■ The data ■
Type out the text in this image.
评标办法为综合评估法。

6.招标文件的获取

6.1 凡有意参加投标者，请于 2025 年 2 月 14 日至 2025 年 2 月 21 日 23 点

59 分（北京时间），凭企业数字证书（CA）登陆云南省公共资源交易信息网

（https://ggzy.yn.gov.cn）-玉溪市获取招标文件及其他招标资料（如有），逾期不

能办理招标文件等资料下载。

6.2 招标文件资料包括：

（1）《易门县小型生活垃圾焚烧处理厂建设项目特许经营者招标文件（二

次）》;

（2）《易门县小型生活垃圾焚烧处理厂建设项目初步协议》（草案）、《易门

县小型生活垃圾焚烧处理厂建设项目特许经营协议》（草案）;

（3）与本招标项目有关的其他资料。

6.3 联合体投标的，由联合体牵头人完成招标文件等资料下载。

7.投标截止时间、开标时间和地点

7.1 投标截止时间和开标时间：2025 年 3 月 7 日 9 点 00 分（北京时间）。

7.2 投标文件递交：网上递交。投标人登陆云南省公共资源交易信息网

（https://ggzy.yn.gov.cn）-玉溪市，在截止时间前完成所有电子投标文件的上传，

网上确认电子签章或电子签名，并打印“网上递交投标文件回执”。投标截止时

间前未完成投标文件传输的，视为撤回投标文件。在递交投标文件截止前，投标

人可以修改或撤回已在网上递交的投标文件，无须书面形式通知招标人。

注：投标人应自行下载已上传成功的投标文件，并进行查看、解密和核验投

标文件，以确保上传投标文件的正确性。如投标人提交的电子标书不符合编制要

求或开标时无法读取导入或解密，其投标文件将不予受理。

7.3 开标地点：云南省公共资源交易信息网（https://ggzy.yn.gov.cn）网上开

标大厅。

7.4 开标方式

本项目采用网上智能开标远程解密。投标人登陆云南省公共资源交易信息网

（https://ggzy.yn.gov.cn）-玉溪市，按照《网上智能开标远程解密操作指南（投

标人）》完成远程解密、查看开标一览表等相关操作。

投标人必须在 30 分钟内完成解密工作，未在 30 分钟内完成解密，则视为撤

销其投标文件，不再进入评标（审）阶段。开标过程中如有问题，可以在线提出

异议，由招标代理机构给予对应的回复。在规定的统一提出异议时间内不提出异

■ Instruction ■
Which lines contain "https"? Copy each of them out.

■ Correct response ■
（https://ggzy.yn.gov.cn）-玉溪市获取招标文件及其他招标资料（如有），逾期不
（https://ggzy.yn.gov.cn）-玉溪市，在截止时间前完成所有电子投标文件的上传，
7.3 开标地点：云南省公共资源交易信息网（https://ggzy.yn.gov.cn）网上开
（https://ggzy.yn.gov.cn）-玉溪市，按照《网上智能开标远程解密操作指南（投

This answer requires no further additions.